** BEGIN **

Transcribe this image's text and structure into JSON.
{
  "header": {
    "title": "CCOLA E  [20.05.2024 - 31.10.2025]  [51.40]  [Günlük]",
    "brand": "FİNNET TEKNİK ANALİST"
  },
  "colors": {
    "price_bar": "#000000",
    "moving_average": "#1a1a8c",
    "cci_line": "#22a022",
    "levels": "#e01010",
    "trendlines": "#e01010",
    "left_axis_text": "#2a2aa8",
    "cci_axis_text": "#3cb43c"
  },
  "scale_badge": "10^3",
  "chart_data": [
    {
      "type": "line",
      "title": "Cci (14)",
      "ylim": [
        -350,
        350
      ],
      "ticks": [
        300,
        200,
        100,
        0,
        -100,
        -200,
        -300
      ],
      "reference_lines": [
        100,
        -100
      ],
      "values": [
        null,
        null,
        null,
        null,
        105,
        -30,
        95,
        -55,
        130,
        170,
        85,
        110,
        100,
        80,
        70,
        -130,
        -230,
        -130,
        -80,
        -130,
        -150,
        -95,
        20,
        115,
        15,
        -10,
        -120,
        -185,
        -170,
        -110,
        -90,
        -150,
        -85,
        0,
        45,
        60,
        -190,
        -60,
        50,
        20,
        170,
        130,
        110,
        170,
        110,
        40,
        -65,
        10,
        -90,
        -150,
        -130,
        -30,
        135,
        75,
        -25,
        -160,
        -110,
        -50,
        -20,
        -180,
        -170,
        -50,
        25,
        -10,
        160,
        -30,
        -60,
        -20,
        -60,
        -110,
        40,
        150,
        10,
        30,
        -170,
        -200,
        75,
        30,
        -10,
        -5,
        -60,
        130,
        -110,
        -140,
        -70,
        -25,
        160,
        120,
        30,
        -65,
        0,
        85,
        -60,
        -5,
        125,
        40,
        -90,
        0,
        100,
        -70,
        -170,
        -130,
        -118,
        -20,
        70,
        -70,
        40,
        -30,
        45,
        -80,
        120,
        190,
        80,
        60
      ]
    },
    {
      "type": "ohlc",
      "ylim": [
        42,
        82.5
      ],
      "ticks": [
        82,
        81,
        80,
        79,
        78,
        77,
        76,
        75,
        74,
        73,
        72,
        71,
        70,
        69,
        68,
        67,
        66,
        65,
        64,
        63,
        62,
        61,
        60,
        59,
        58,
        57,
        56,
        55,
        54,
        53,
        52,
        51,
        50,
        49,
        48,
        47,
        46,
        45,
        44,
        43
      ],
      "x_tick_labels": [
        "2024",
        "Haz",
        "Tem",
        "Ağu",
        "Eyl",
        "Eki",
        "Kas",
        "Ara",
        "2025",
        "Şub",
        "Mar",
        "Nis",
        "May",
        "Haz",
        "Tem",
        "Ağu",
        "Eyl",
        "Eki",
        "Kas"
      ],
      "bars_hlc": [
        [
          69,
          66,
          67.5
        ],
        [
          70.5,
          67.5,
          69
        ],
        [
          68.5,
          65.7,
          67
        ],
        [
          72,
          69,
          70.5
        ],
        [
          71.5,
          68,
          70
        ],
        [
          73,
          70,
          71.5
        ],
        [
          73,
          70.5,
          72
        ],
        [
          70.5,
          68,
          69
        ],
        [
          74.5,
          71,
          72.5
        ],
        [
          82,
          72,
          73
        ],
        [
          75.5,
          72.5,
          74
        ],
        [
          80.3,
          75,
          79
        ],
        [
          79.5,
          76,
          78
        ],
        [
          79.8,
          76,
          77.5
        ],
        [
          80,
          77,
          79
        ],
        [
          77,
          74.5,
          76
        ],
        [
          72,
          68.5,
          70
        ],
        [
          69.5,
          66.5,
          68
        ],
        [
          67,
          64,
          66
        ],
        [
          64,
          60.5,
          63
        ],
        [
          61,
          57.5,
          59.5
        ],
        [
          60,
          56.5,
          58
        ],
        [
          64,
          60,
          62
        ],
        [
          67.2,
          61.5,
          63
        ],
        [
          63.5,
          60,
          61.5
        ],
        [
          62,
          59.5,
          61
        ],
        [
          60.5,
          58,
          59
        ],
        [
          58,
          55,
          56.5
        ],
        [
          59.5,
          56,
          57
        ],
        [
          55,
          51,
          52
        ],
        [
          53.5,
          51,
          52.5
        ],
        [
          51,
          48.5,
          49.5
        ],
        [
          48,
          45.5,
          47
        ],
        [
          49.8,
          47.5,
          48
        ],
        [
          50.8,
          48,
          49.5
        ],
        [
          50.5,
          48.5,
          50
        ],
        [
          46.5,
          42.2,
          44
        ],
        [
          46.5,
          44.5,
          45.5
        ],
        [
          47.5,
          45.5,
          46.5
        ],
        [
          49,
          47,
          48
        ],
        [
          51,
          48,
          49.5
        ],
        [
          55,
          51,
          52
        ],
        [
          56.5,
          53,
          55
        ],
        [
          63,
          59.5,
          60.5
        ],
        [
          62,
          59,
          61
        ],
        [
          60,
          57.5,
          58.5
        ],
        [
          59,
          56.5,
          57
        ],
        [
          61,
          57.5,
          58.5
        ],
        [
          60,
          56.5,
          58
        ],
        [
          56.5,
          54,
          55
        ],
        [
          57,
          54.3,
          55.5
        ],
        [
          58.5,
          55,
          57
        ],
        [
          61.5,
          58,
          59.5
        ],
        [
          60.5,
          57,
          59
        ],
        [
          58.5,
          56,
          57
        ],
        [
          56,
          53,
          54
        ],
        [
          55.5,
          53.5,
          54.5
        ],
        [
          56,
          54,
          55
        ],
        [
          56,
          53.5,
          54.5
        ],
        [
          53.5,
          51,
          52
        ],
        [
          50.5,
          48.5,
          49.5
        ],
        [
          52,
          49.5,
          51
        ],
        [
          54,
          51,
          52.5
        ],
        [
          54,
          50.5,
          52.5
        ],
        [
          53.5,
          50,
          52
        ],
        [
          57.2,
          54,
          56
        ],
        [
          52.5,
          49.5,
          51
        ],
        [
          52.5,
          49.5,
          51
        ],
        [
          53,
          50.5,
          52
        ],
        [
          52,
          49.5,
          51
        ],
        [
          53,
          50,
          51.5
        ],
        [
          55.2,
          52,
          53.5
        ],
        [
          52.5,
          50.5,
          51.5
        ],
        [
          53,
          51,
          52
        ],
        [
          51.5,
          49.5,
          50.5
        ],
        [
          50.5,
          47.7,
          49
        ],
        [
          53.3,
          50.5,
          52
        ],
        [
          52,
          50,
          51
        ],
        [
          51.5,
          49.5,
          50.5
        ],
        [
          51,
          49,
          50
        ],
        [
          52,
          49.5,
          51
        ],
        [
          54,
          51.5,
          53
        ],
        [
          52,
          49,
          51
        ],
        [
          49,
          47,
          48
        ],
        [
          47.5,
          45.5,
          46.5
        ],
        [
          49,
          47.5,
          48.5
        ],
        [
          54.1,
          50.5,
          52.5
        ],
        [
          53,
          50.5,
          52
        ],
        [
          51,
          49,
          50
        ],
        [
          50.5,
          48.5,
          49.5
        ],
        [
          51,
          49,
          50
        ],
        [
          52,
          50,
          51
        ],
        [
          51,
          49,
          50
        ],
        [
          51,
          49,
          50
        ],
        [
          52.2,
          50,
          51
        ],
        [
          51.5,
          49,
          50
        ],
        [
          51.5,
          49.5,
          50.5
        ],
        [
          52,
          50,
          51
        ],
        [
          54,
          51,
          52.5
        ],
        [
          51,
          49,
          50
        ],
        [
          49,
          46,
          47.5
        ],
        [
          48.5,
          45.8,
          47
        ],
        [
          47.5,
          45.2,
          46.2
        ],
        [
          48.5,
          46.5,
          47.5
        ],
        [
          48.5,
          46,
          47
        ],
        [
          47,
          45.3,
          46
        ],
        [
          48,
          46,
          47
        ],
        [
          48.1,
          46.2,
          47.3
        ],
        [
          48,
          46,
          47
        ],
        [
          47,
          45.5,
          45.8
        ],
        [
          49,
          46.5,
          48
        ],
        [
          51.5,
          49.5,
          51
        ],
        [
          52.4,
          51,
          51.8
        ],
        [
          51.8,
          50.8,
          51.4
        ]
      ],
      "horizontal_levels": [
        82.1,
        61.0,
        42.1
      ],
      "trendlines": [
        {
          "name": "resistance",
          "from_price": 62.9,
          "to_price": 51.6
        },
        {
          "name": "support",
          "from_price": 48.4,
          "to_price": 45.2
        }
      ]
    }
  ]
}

** END **

=== Task brief ===
Check each line above for the string "title" and show the ones that have it.

=== Worked answer ===
    "title": "CCOLA E  [20.05.2024 - 31.10.2025]  [51.40]  [Günlük]",
      "title": "Cci (14)",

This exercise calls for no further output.